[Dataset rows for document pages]
===============

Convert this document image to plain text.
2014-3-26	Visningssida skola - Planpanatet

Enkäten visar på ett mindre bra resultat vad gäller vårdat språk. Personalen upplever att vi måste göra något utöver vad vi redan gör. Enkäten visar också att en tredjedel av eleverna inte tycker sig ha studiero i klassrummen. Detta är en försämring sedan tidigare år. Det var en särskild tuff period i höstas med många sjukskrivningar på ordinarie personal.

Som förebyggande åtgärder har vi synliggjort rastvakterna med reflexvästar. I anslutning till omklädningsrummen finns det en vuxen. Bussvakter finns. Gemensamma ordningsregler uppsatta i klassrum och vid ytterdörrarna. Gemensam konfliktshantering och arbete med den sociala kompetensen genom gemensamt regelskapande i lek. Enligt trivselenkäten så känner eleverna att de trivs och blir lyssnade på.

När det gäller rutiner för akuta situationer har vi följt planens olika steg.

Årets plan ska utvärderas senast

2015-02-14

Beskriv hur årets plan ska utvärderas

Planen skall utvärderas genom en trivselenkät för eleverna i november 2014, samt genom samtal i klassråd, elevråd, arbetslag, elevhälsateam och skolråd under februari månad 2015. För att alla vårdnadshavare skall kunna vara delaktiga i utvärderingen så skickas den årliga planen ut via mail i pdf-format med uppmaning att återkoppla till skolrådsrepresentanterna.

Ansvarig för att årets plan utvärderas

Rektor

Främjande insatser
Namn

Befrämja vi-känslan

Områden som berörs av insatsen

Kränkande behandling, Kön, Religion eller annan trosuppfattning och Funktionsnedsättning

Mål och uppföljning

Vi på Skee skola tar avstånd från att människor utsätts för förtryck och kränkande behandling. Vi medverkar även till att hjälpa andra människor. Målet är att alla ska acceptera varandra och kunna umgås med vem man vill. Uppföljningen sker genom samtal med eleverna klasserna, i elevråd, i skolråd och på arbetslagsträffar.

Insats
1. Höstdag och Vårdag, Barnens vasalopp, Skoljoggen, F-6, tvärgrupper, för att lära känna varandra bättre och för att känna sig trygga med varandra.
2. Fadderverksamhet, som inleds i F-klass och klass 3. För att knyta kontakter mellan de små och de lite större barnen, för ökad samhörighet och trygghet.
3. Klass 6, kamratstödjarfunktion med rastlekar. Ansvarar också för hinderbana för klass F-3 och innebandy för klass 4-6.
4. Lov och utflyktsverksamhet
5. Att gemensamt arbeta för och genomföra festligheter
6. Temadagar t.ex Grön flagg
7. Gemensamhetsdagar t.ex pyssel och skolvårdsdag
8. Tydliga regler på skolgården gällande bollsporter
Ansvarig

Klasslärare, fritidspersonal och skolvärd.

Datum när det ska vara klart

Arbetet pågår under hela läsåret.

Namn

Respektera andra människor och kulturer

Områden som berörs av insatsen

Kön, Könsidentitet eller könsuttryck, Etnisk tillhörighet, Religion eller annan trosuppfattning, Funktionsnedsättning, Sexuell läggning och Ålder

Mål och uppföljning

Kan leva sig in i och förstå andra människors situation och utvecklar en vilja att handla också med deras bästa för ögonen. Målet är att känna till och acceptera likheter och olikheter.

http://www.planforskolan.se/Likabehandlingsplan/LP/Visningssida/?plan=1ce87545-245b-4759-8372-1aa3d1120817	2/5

===============

◆ Problem description: Would you mind copying all of the records exactly?

◆ Solution for this problem:
Convert this document image to plain text.
2014-3-26	Visningssida skola - Planpanatet

Enkäten visar på ett mindre bra resultat vad gäller vårdat språk. Personalen upplever att vi måste göra något utöver vad vi redan gör. Enkäten visar också att en tredjedel av eleverna inte tycker sig ha studiero i klassrummen. Detta är en försämring sedan tidigare år. Det var en särskild tuff period i höstas med många sjukskrivningar på ordinarie personal.

Som förebyggande åtgärder har vi synliggjort rastvakterna med reflexvästar. I anslutning till omklädningsrummen finns det en vuxen. Bussvakter finns. Gemensamma ordningsregler uppsatta i klassrum och vid ytterdörrarna. Gemensam konfliktshantering och arbete med den sociala kompetensen genom gemensamt regelskapande i lek. Enligt trivselenkäten så känner eleverna att de trivs och blir lyssnade på.

När det gäller rutiner för akuta situationer har vi följt planens olika steg.

Årets plan ska utvärderas senast

2015-02-14

Beskriv hur årets plan ska utvärderas

Planen skall utvärderas genom en trivselenkät för eleverna i november 2014, samt genom samtal i klassråd, elevråd, arbetslag, elevhälsateam och skolråd under februari månad 2015. För att alla vårdnadshavare skall kunna vara delaktiga i utvärderingen så skickas den årliga planen ut via mail i pdf-format med uppmaning att återkoppla till skolrådsrepresentanterna.

Ansvarig för att årets plan utvärderas

Rektor

Främjande insatser
Namn

Befrämja vi-känslan

Områden som berörs av insatsen

Kränkande behandling, Kön, Religion eller annan trosuppfattning och Funktionsnedsättning

Mål och uppföljning

Vi på Skee skola tar avstånd från att människor utsätts för förtryck och kränkande behandling. Vi medverkar även till att hjälpa andra människor. Målet är att alla ska acceptera varandra och kunna umgås med vem man vill. Uppföljningen sker genom samtal med eleverna klasserna, i elevråd, i skolråd och på arbetslagsträffar.

Insats
1. Höstdag och Vårdag, Barnens vasalopp, Skoljoggen, F-6, tvärgrupper, för att lära känna varandra bättre och för att känna sig trygga med varandra.
2. Fadderverksamhet, som inleds i F-klass och klass 3. För att knyta kontakter mellan de små och de lite större barnen, för ökad samhörighet och trygghet.
3. Klass 6, kamratstödjarfunktion med rastlekar. Ansvarar också för hinderbana för klass F-3 och innebandy för klass 4-6.
4. Lov och utflyktsverksamhet
5. Att gemensamt arbeta för och genomföra festligheter
6. Temadagar t.ex Grön flagg
7. Gemensamhetsdagar t.ex pyssel och skolvårdsdag
8. Tydliga regler på skolgården gällande bollsporter
Ansvarig

Klasslärare, fritidspersonal och skolvärd.

Datum när det ska vara klart

Arbetet pågår under hela läsåret.

Namn

Respektera andra människor och kulturer

Områden som berörs av insatsen

Kön, Könsidentitet eller könsuttryck, Etnisk tillhörighet, Religion eller annan trosuppfattning, Funktionsnedsättning, Sexuell läggning och Ålder

Mål och uppföljning

Kan leva sig in i och förstå andra människors situation och utvecklar en vilja att handla också med deras bästa för ögonen. Målet är att känna till och acceptera likheter och olikheter.

http://www.planforskolan.se/Likabehandlingsplan/LP/Visningssida/?plan=1ce87545-245b-4759-8372-1aa3d1120817	2/5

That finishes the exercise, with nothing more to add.